**SOURCE RECORDS:**
*-*-*

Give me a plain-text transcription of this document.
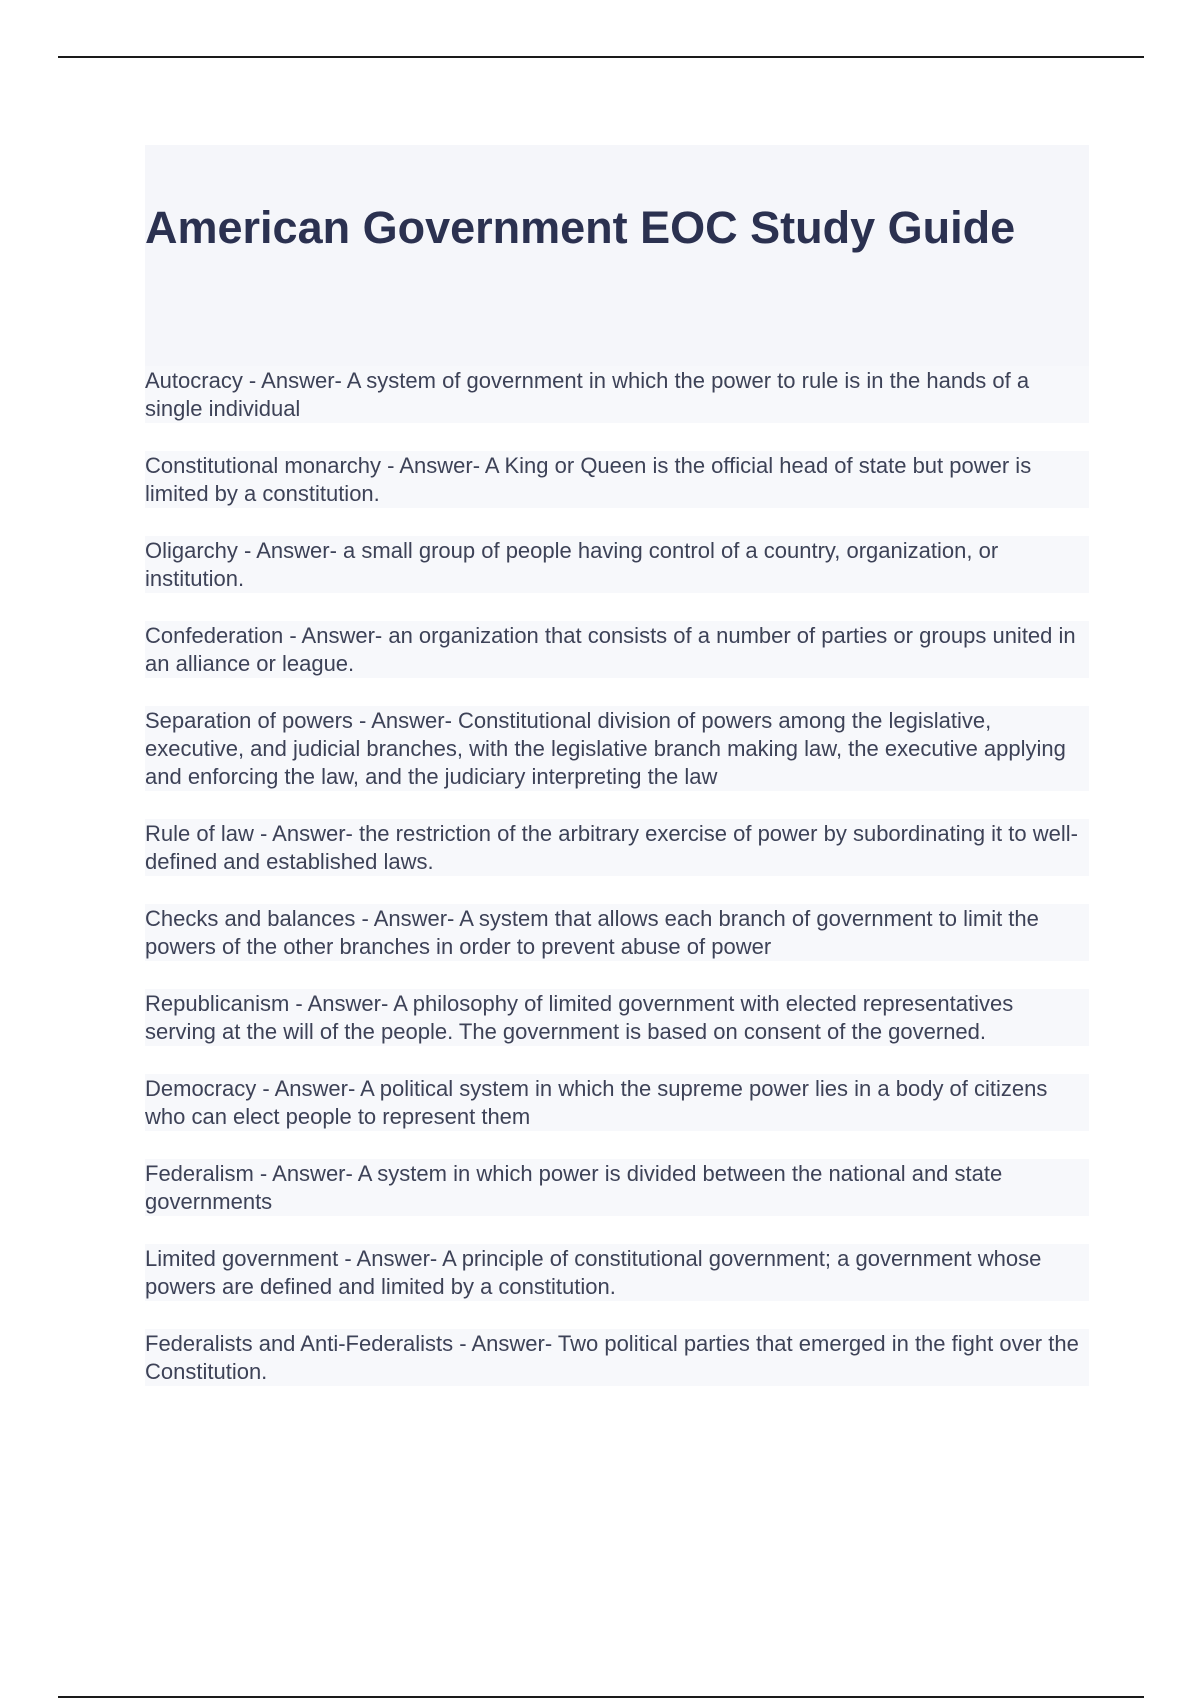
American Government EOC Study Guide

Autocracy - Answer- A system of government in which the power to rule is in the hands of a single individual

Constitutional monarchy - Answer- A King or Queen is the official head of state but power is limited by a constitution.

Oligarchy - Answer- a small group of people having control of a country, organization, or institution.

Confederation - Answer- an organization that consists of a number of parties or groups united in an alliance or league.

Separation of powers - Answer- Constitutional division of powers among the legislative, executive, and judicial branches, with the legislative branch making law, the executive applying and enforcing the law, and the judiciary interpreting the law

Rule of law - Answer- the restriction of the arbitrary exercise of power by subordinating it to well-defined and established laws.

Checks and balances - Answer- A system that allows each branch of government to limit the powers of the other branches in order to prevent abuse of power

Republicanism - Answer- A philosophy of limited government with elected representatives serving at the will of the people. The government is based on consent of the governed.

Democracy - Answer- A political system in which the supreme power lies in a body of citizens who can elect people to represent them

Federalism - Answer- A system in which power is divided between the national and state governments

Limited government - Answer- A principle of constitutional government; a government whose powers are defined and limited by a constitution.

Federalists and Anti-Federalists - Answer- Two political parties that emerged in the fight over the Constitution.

*-*-*

**PROBLEM:** Every line above should be returned exactly; the pictures stay out.

**WRITTEN RESPONSE:**
Give me a plain-text transcription of this document.
American Government EOC Study Guide

Autocracy - Answer- A system of government in which the power to rule is in the hands of a single individual

Constitutional monarchy - Answer- A King or Queen is the official head of state but power is limited by a constitution.

Oligarchy - Answer- a small group of people having control of a country, organization, or institution.

Confederation - Answer- an organization that consists of a number of parties or groups united in an alliance or league.

Separation of powers - Answer- Constitutional division of powers among the legislative, executive, and judicial branches, with the legislative branch making law, the executive applying and enforcing the law, and the judiciary interpreting the law

Rule of law - Answer- the restriction of the arbitrary exercise of power by subordinating it to well-defined and established laws.

Checks and balances - Answer- A system that allows each branch of government to limit the powers of the other branches in order to prevent abuse of power

Republicanism - Answer- A philosophy of limited government with elected representatives serving at the will of the people. The government is based on consent of the governed.

Democracy - Answer- A political system in which the supreme power lies in a body of citizens who can elect people to represent them

Federalism - Answer- A system in which power is divided between the national and state governments

Limited government - Answer- A principle of constitutional government; a government whose powers are defined and limited by a constitution.

Federalists and Anti-Federalists - Answer- Two political parties that emerged in the fight over the Constitution.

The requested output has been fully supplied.